Some records:
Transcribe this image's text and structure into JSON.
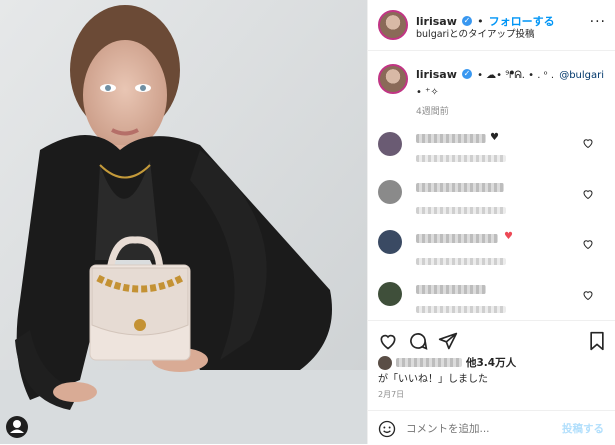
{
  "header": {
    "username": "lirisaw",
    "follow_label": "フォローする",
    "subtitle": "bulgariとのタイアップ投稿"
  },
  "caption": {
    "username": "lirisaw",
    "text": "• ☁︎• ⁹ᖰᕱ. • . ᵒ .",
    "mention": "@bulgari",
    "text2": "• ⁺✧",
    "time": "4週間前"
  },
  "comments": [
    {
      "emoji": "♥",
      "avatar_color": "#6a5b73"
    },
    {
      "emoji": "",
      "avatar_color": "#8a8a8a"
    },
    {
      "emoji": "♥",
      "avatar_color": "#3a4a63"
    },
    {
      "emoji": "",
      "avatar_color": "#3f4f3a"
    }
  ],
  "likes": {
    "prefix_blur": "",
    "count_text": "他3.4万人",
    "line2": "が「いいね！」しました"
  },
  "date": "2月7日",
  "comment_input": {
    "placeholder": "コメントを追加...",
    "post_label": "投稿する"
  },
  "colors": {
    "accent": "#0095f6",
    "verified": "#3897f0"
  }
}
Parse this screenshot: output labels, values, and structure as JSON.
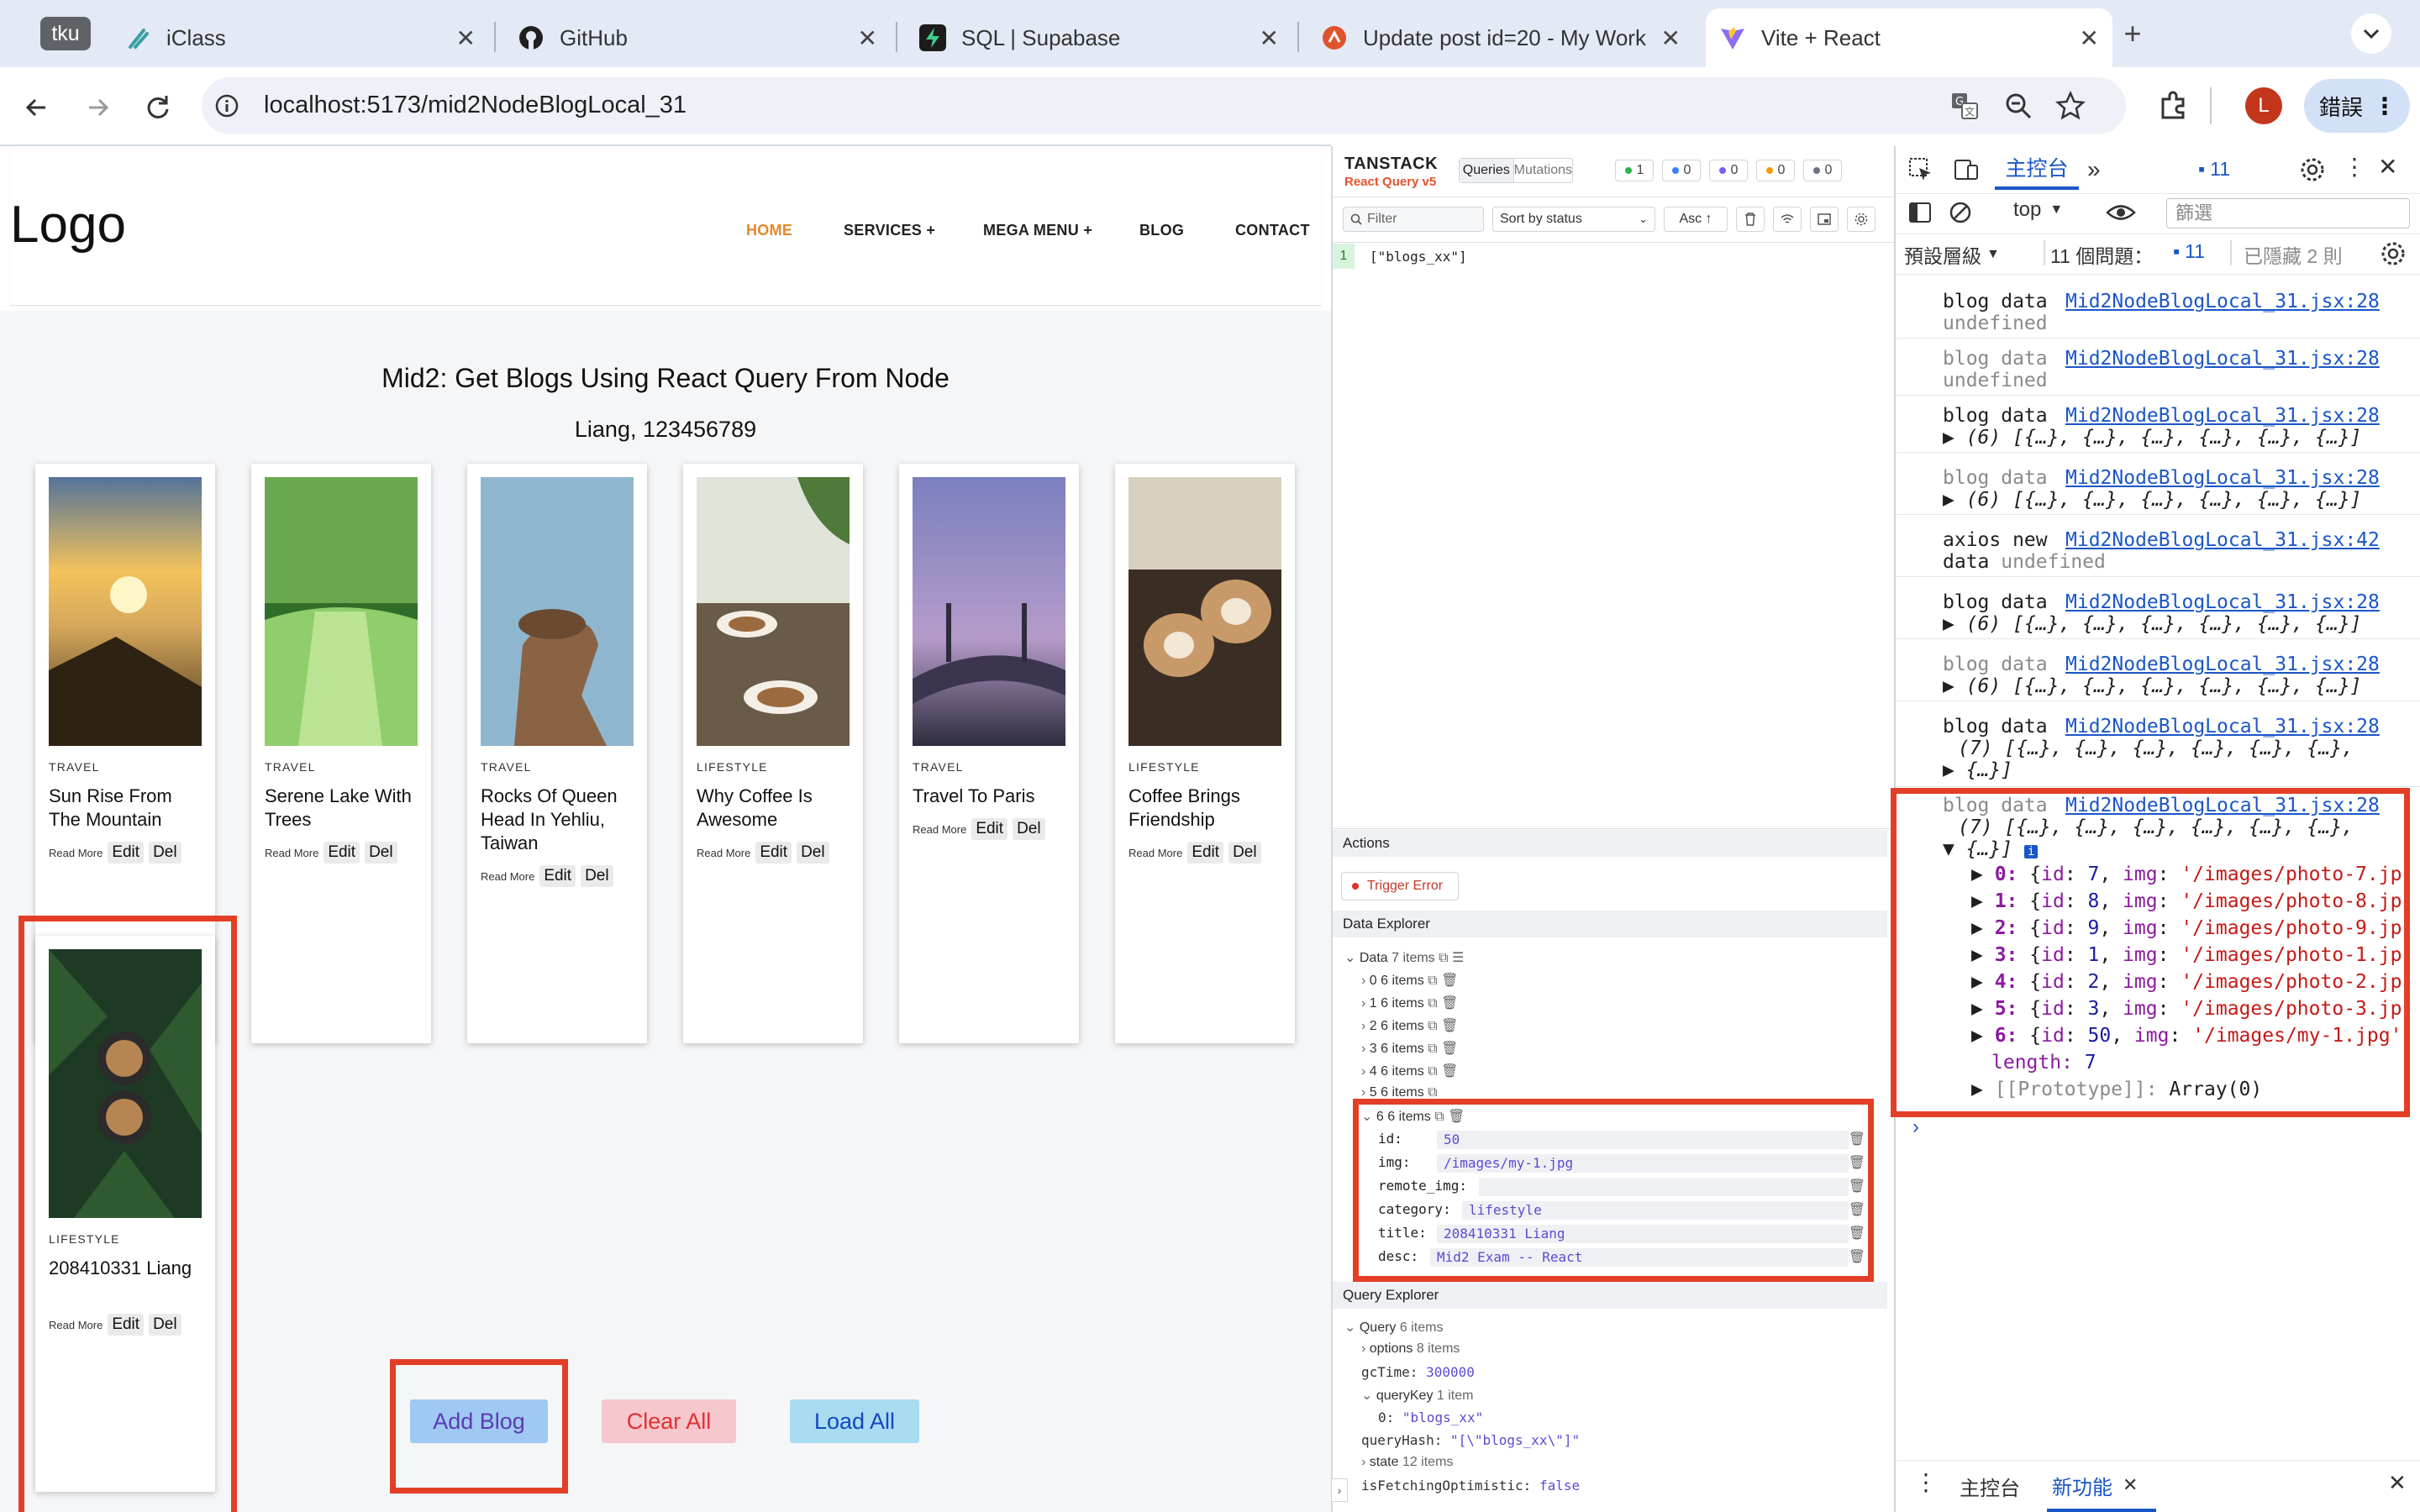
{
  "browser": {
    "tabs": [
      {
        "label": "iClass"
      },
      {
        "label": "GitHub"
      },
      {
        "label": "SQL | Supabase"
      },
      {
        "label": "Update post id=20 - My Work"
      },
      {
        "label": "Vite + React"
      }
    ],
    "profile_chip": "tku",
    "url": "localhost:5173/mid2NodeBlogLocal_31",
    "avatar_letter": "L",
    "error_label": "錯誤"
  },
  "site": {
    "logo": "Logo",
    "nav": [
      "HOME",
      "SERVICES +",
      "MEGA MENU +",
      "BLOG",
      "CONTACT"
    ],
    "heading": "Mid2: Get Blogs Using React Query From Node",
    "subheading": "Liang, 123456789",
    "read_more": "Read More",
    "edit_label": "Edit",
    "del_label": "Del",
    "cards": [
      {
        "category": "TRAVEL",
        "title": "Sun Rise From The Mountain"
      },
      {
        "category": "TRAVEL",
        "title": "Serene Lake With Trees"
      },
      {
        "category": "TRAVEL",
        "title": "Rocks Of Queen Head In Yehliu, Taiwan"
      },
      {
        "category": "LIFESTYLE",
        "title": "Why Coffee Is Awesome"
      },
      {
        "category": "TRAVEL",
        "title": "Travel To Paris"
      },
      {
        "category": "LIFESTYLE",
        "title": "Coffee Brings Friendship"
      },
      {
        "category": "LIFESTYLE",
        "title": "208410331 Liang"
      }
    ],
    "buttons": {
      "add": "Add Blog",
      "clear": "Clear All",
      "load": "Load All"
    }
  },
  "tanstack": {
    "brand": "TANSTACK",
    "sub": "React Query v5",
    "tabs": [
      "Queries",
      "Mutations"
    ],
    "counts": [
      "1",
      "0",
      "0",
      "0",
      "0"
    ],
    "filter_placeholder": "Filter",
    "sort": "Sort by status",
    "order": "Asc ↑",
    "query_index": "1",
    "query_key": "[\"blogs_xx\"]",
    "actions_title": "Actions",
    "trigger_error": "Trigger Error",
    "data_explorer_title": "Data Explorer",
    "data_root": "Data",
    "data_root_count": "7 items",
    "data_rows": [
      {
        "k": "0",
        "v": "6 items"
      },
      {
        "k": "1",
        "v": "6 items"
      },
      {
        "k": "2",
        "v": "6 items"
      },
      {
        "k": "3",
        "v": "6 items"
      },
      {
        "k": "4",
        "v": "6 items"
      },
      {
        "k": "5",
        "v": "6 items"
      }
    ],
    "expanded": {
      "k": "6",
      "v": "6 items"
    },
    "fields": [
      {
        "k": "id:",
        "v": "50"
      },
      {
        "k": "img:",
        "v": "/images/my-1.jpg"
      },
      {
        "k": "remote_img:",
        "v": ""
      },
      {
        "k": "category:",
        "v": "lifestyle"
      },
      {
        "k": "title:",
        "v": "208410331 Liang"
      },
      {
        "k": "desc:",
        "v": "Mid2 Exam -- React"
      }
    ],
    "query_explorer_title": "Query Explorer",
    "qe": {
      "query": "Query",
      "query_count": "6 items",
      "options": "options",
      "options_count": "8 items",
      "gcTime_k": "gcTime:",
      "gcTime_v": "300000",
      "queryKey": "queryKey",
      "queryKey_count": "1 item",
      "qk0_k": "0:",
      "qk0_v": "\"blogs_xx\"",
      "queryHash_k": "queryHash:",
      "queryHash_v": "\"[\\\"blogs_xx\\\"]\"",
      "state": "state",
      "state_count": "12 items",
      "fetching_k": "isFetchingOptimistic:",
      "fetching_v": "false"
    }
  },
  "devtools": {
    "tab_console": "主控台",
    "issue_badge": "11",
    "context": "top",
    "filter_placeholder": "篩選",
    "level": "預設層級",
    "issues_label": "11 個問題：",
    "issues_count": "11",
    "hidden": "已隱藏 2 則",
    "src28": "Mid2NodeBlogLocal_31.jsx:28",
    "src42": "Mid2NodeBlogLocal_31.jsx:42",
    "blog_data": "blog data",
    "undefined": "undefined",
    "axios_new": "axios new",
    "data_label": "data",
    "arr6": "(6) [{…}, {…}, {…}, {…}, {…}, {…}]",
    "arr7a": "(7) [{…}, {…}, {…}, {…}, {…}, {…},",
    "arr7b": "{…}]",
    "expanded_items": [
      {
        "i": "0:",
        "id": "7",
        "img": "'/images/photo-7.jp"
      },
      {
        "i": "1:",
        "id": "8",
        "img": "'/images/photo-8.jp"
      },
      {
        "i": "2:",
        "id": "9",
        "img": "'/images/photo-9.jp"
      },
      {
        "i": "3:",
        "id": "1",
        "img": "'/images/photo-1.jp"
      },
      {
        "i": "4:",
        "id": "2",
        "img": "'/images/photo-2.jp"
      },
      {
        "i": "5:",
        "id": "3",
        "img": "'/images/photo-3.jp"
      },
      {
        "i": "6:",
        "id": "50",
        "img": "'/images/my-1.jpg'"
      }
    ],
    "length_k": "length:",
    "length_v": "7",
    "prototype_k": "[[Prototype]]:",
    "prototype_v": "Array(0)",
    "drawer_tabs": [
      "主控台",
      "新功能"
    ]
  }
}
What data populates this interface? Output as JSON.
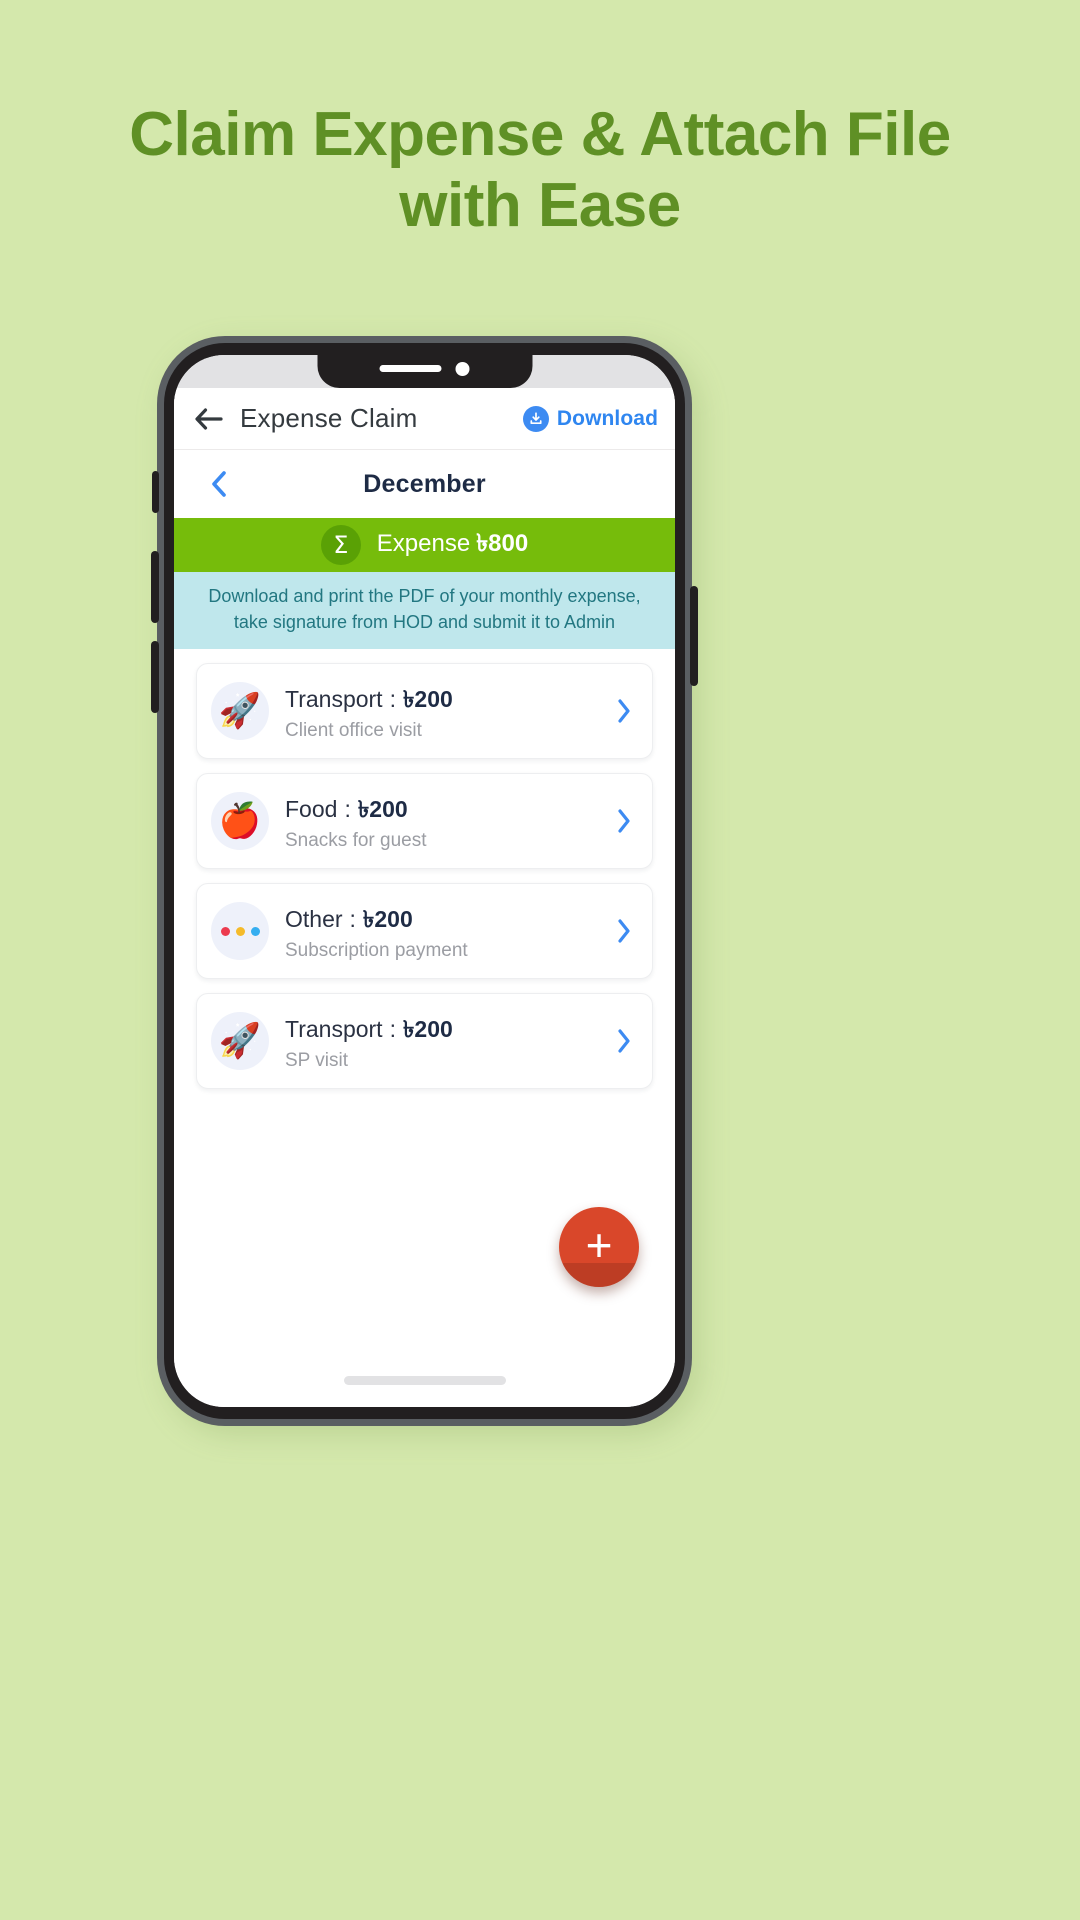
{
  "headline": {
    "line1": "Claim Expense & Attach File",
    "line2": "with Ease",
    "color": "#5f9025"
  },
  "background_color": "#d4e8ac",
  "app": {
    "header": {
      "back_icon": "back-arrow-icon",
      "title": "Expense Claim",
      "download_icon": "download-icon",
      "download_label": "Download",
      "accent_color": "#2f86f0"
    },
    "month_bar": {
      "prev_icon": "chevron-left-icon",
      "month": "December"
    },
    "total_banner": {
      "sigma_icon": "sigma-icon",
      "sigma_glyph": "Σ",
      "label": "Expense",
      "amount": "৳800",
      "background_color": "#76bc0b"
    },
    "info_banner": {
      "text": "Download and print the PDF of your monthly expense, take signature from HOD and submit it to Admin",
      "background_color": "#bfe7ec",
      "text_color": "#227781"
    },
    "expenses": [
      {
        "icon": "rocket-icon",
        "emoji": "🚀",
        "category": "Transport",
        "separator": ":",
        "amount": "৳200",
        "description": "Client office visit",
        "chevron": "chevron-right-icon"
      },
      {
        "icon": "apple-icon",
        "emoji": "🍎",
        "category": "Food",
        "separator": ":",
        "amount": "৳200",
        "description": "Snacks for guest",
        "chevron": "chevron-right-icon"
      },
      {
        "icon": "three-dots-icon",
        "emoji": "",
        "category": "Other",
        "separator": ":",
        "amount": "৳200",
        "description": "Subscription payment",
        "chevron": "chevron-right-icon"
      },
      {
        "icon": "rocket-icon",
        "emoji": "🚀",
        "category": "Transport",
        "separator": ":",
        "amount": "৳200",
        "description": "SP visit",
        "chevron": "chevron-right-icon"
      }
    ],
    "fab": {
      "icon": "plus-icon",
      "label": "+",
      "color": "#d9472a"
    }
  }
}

PROMPT: Pick out the lines containing the string "photo" and show them.

WRITTEN REPLY:
        "img": "'/images/photo-7.jp"
        "img": "'/images/photo-8.jp"
        "img": "'/images/photo-9.jp"
        "img": "'/images/photo-1.jp"
        "img": "'/images/photo-2.jp"
        "img": "'/images/photo-3.jp"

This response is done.